EXERCISE PROMPT:
Could you give the whole listing again, exactly as it reads?
..............................
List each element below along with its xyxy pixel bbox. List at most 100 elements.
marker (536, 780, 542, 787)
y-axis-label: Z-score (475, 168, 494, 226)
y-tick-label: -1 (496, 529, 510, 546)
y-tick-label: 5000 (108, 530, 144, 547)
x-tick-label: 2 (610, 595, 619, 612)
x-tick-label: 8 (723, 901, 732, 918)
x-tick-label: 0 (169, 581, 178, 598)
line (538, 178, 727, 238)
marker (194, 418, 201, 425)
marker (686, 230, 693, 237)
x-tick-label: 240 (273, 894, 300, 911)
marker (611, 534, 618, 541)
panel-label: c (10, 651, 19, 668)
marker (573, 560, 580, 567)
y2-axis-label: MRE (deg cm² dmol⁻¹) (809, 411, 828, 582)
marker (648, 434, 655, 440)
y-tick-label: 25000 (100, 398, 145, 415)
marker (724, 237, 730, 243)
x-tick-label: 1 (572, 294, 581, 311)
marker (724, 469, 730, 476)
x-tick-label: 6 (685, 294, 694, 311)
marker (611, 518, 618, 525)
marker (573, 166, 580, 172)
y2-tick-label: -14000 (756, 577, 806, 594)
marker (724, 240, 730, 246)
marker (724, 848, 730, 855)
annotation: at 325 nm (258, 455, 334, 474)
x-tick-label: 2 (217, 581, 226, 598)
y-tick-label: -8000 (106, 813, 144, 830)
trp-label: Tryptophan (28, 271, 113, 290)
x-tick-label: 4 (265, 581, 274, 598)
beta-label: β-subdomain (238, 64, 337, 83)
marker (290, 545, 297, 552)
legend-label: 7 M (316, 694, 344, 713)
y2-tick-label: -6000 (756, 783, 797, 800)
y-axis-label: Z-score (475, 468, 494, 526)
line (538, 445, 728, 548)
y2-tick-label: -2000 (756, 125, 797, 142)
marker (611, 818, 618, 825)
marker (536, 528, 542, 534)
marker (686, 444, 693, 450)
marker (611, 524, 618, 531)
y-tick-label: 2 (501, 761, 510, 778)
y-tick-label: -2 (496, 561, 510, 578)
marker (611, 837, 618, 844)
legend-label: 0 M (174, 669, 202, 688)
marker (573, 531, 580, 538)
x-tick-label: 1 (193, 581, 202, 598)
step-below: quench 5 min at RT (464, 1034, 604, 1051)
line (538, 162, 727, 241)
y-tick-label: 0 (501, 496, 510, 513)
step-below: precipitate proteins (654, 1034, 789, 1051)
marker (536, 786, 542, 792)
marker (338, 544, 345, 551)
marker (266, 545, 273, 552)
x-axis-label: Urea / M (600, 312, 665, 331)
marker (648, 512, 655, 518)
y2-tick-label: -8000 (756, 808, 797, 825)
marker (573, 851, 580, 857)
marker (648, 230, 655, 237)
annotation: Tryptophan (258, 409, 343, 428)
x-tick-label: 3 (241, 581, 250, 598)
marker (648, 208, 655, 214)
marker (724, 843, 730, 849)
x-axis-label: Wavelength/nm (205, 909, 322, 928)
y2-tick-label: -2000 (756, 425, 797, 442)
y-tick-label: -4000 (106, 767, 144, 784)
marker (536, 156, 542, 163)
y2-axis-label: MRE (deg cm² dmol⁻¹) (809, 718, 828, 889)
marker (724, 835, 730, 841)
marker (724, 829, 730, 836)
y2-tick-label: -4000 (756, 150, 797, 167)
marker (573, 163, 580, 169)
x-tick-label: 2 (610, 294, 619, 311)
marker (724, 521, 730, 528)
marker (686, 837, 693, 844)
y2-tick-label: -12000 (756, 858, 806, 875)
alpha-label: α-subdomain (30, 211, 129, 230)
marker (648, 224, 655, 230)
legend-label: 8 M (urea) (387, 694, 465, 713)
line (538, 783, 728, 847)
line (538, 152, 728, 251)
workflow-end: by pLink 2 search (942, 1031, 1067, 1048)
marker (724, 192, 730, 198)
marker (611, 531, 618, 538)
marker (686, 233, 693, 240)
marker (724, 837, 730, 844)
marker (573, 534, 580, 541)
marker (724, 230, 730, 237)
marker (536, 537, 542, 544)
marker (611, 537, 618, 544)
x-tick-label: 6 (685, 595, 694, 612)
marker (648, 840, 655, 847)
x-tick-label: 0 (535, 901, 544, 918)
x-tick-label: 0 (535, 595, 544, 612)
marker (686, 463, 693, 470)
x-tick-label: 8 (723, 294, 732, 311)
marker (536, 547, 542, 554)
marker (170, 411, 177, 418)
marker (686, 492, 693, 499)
..............................
WRITTEN SOLUTION:
List each element below along with its xyxy pixel bbox. List at most 100 elements.
marker (536, 780, 542, 787)
y-axis-label: Z-score (475, 168, 494, 226)
y-tick-label: -1 (496, 529, 510, 546)
y-tick-label: 5000 (108, 530, 144, 547)
x-tick-label: 2 (610, 595, 619, 612)
x-tick-label: 8 (723, 901, 732, 918)
x-tick-label: 0 (169, 581, 178, 598)
line (538, 178, 727, 238)
marker (194, 418, 201, 425)
marker (686, 230, 693, 237)
x-tick-label: 240 (273, 894, 300, 911)
marker (611, 534, 618, 541)
panel-label: c (10, 651, 19, 668)
marker (573, 560, 580, 567)
y2-axis-label: MRE (deg cm² dmol⁻¹) (809, 411, 828, 582)
marker (648, 434, 655, 440)
y-tick-label: 25000 (100, 398, 145, 415)
marker (724, 237, 730, 243)
x-tick-label: 1 (572, 294, 581, 311)
marker (724, 469, 730, 476)
x-tick-label: 6 (685, 294, 694, 311)
marker (611, 518, 618, 525)
marker (573, 166, 580, 172)
y2-tick-label: -14000 (756, 577, 806, 594)
marker (724, 240, 730, 246)
marker (724, 848, 730, 855)
annotation: at 325 nm (258, 455, 334, 474)
x-tick-label: 2 (217, 581, 226, 598)
y-tick-label: -8000 (106, 813, 144, 830)
trp-label: Tryptophan (28, 271, 113, 290)
x-tick-label: 4 (265, 581, 274, 598)
beta-label: β-subdomain (238, 64, 337, 83)
marker (290, 545, 297, 552)
legend-label: 7 M (316, 694, 344, 713)
y2-tick-label: -6000 (756, 783, 797, 800)
y-axis-label: Z-score (475, 468, 494, 526)
line (538, 445, 728, 548)
y2-tick-label: -2000 (756, 125, 797, 142)
marker (611, 818, 618, 825)
marker (536, 528, 542, 534)
marker (686, 444, 693, 450)
marker (611, 524, 618, 531)
y-tick-label: 2 (501, 761, 510, 778)
y-tick-label: -2 (496, 561, 510, 578)
marker (611, 837, 618, 844)
legend-label: 0 M (174, 669, 202, 688)
marker (573, 531, 580, 538)
x-tick-label: 1 (193, 581, 202, 598)
step-below: quench 5 min at RT (464, 1034, 604, 1051)
line (538, 162, 727, 241)
y-tick-label: 0 (501, 496, 510, 513)
step-below: precipitate proteins (654, 1034, 789, 1051)
marker (536, 786, 542, 792)
marker (338, 544, 345, 551)
marker (266, 545, 273, 552)
x-axis-label: Urea / M (600, 312, 665, 331)
marker (648, 512, 655, 518)
y2-tick-label: -8000 (756, 808, 797, 825)
marker (573, 851, 580, 857)
marker (648, 230, 655, 237)
annotation: Tryptophan (258, 409, 343, 428)
x-tick-label: 3 (241, 581, 250, 598)
marker (648, 208, 655, 214)
marker (724, 843, 730, 849)
x-axis-label: Wavelength/nm (205, 909, 322, 928)
y2-tick-label: -2000 (756, 425, 797, 442)
y-tick-label: -4000 (106, 767, 144, 784)
marker (536, 156, 542, 163)
y2-axis-label: MRE (deg cm² dmol⁻¹) (809, 718, 828, 889)
marker (724, 835, 730, 841)
marker (724, 829, 730, 836)
y2-tick-label: -4000 (756, 150, 797, 167)
marker (573, 163, 580, 169)
x-tick-label: 2 (610, 294, 619, 311)
marker (724, 521, 730, 528)
marker (686, 837, 693, 844)
y2-tick-label: -12000 (756, 858, 806, 875)
alpha-label: α-subdomain (30, 211, 129, 230)
marker (648, 224, 655, 230)
legend-label: 8 M (urea) (387, 694, 465, 713)
line (538, 783, 728, 847)
line (538, 152, 728, 251)
workflow-end: by pLink 2 search (942, 1031, 1067, 1048)
marker (724, 192, 730, 198)
marker (611, 531, 618, 538)
marker (686, 233, 693, 240)
marker (724, 837, 730, 844)
marker (573, 534, 580, 541)
marker (724, 230, 730, 237)
marker (536, 537, 542, 544)
marker (611, 537, 618, 544)
x-tick-label: 6 (685, 595, 694, 612)
marker (648, 840, 655, 847)
x-tick-label: 0 (535, 901, 544, 918)
x-tick-label: 0 (535, 595, 544, 612)
marker (686, 463, 693, 470)
x-tick-label: 8 (723, 294, 732, 311)
marker (536, 547, 542, 554)
marker (170, 411, 177, 418)
marker (686, 492, 693, 499)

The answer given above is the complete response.